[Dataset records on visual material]
----
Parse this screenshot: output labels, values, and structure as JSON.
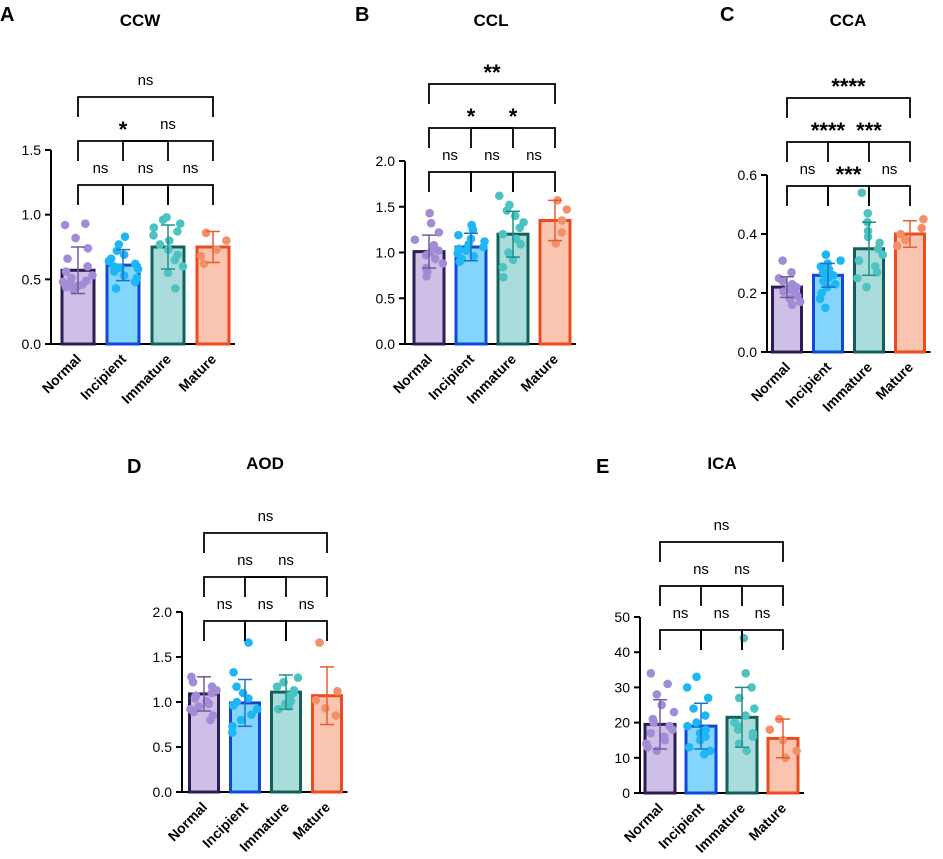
{
  "groups": [
    "Normal",
    "Incipient",
    "Immature",
    "Mature"
  ],
  "colors": {
    "fill": [
      "#cdbfe6",
      "#83d5fb",
      "#aadcdb",
      "#f9c4b0"
    ],
    "edge": [
      "#2e1d52",
      "#1049d8",
      "#11605c",
      "#ee4a1b"
    ],
    "dot": [
      "#a38cd6",
      "#1eb6f4",
      "#4cc3c0",
      "#f2906a"
    ],
    "err": [
      "#6c5aa0",
      "#1b73cf",
      "#1f8f87",
      "#e85e30"
    ]
  },
  "chart_data": [
    {
      "id": "A",
      "type": "bar",
      "title": "CCW",
      "categories": [
        "Normal",
        "Incipient",
        "Immature",
        "Mature"
      ],
      "values": [
        0.57,
        0.61,
        0.75,
        0.75
      ],
      "sd": [
        0.18,
        0.12,
        0.17,
        0.12
      ],
      "ylim": [
        0,
        1.5
      ],
      "yticks": [
        "0.0",
        "0.5",
        "1.0",
        "1.5"
      ],
      "points": [
        [
          0.93,
          0.92,
          0.82,
          0.74,
          0.66,
          0.6,
          0.56,
          0.53,
          0.51,
          0.49,
          0.48,
          0.47,
          0.46,
          0.45,
          0.44,
          0.42
        ],
        [
          0.83,
          0.77,
          0.72,
          0.69,
          0.66,
          0.64,
          0.62,
          0.6,
          0.59,
          0.58,
          0.56,
          0.53,
          0.51,
          0.48,
          0.43
        ],
        [
          0.98,
          0.96,
          0.93,
          0.9,
          0.87,
          0.84,
          0.8,
          0.77,
          0.73,
          0.69,
          0.65,
          0.6,
          0.55,
          0.43
        ],
        [
          0.86,
          0.8,
          0.73,
          0.68,
          0.62
        ]
      ],
      "comparisons": [
        {
          "groups": [
            0,
            1
          ],
          "label": "ns"
        },
        {
          "groups": [
            1,
            2
          ],
          "label": "ns"
        },
        {
          "groups": [
            2,
            3
          ],
          "label": "ns"
        },
        {
          "groups": [
            0,
            2
          ],
          "label": "*"
        },
        {
          "groups": [
            1,
            3
          ],
          "label": "ns"
        },
        {
          "groups": [
            0,
            3
          ],
          "label": "ns"
        }
      ]
    },
    {
      "id": "B",
      "type": "bar",
      "title": "CCL",
      "categories": [
        "Normal",
        "Incipient",
        "Immature",
        "Mature"
      ],
      "values": [
        1.01,
        1.06,
        1.2,
        1.35
      ],
      "sd": [
        0.18,
        0.15,
        0.25,
        0.22
      ],
      "ylim": [
        0,
        2.0
      ],
      "yticks": [
        "0.0",
        "0.5",
        "1.0",
        "1.5",
        "2.0"
      ],
      "points": [
        [
          1.43,
          1.32,
          1.22,
          1.14,
          1.08,
          1.04,
          1.02,
          1.0,
          0.97,
          0.93,
          0.88,
          0.83,
          0.79,
          0.74
        ],
        [
          1.3,
          1.25,
          1.19,
          1.15,
          1.12,
          1.09,
          1.06,
          1.04,
          1.02,
          0.99,
          0.96,
          0.93,
          0.9
        ],
        [
          1.62,
          1.52,
          1.46,
          1.4,
          1.33,
          1.27,
          1.2,
          1.15,
          1.09,
          1.0,
          0.92,
          0.84,
          0.73
        ],
        [
          1.57,
          1.47,
          1.35,
          1.22,
          1.1
        ]
      ],
      "comparisons": [
        {
          "groups": [
            0,
            1
          ],
          "label": "ns"
        },
        {
          "groups": [
            1,
            2
          ],
          "label": "ns"
        },
        {
          "groups": [
            2,
            3
          ],
          "label": "ns"
        },
        {
          "groups": [
            0,
            2
          ],
          "label": "*"
        },
        {
          "groups": [
            1,
            3
          ],
          "label": "*"
        },
        {
          "groups": [
            0,
            3
          ],
          "label": "**"
        }
      ]
    },
    {
      "id": "C",
      "type": "bar",
      "title": "CCA",
      "categories": [
        "Normal",
        "Incipient",
        "Immature",
        "Mature"
      ],
      "values": [
        0.22,
        0.26,
        0.35,
        0.4
      ],
      "sd": [
        0.035,
        0.04,
        0.09,
        0.045
      ],
      "ylim": [
        0,
        0.6
      ],
      "yticks": [
        "0.0",
        "0.2",
        "0.4",
        "0.6"
      ],
      "points": [
        [
          0.31,
          0.27,
          0.25,
          0.24,
          0.23,
          0.22,
          0.215,
          0.21,
          0.205,
          0.2,
          0.19,
          0.18,
          0.17,
          0.16
        ],
        [
          0.33,
          0.31,
          0.3,
          0.29,
          0.28,
          0.27,
          0.26,
          0.25,
          0.24,
          0.23,
          0.22,
          0.2,
          0.18,
          0.15
        ],
        [
          0.54,
          0.47,
          0.44,
          0.41,
          0.39,
          0.37,
          0.35,
          0.33,
          0.31,
          0.29,
          0.27,
          0.25,
          0.22
        ],
        [
          0.45,
          0.42,
          0.4,
          0.38,
          0.36
        ]
      ],
      "comparisons": [
        {
          "groups": [
            0,
            1
          ],
          "label": "ns"
        },
        {
          "groups": [
            1,
            2
          ],
          "label": "***"
        },
        {
          "groups": [
            2,
            3
          ],
          "label": "ns"
        },
        {
          "groups": [
            0,
            2
          ],
          "label": "****"
        },
        {
          "groups": [
            1,
            3
          ],
          "label": "***"
        },
        {
          "groups": [
            0,
            3
          ],
          "label": "****"
        }
      ]
    },
    {
      "id": "D",
      "type": "bar",
      "title": "AOD",
      "categories": [
        "Normal",
        "Incipient",
        "Immature",
        "Mature"
      ],
      "values": [
        1.09,
        0.99,
        1.11,
        1.07
      ],
      "sd": [
        0.19,
        0.26,
        0.19,
        0.32
      ],
      "ylim": [
        0,
        2.0
      ],
      "yticks": [
        "0.0",
        "0.5",
        "1.0",
        "1.5",
        "2.0"
      ],
      "points": [
        [
          1.28,
          1.22,
          1.17,
          1.13,
          1.1,
          1.07,
          1.04,
          1.01,
          0.98,
          0.95,
          0.92,
          0.89,
          0.85,
          0.8
        ],
        [
          1.66,
          1.33,
          1.17,
          1.1,
          1.04,
          1.0,
          0.96,
          0.92,
          0.86,
          0.8,
          0.73,
          0.66
        ],
        [
          1.27,
          1.22,
          1.17,
          1.13,
          1.1,
          1.07,
          1.04,
          1.01,
          0.98,
          0.95,
          0.92
        ],
        [
          1.66,
          1.12,
          1.02,
          0.93,
          0.85
        ]
      ],
      "comparisons": [
        {
          "groups": [
            0,
            1
          ],
          "label": "ns"
        },
        {
          "groups": [
            1,
            2
          ],
          "label": "ns"
        },
        {
          "groups": [
            2,
            3
          ],
          "label": "ns"
        },
        {
          "groups": [
            0,
            2
          ],
          "label": "ns"
        },
        {
          "groups": [
            1,
            3
          ],
          "label": "ns"
        },
        {
          "groups": [
            0,
            3
          ],
          "label": "ns"
        }
      ]
    },
    {
      "id": "E",
      "type": "bar",
      "title": "ICA",
      "categories": [
        "Normal",
        "Incipient",
        "Immature",
        "Mature"
      ],
      "values": [
        19.5,
        19.0,
        21.5,
        15.5
      ],
      "sd": [
        7.0,
        6.5,
        8.5,
        5.5
      ],
      "ylim": [
        0,
        50
      ],
      "yticks": [
        "0",
        "10",
        "20",
        "30",
        "40",
        "50"
      ],
      "points": [
        [
          34,
          31,
          28,
          25,
          23,
          21,
          20,
          19,
          18,
          17,
          16,
          15,
          14,
          13,
          12
        ],
        [
          33,
          30,
          27,
          24,
          22,
          20,
          19,
          18,
          17,
          16,
          15,
          13,
          12,
          11
        ],
        [
          44,
          34,
          30,
          27,
          24,
          22,
          20,
          19,
          18,
          17,
          16,
          14,
          12
        ],
        [
          21,
          18,
          15,
          12,
          10
        ]
      ],
      "comparisons": [
        {
          "groups": [
            0,
            1
          ],
          "label": "ns"
        },
        {
          "groups": [
            1,
            2
          ],
          "label": "ns"
        },
        {
          "groups": [
            2,
            3
          ],
          "label": "ns"
        },
        {
          "groups": [
            0,
            2
          ],
          "label": "ns"
        },
        {
          "groups": [
            1,
            3
          ],
          "label": "ns"
        },
        {
          "groups": [
            0,
            3
          ],
          "label": "ns"
        }
      ]
    }
  ]
}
----
Find the lines above that include the string "title" and copy them.

      "title": "CCW",
      "title": "CCL",
      "title": "CCA",
      "title": "AOD",
      "title": "ICA",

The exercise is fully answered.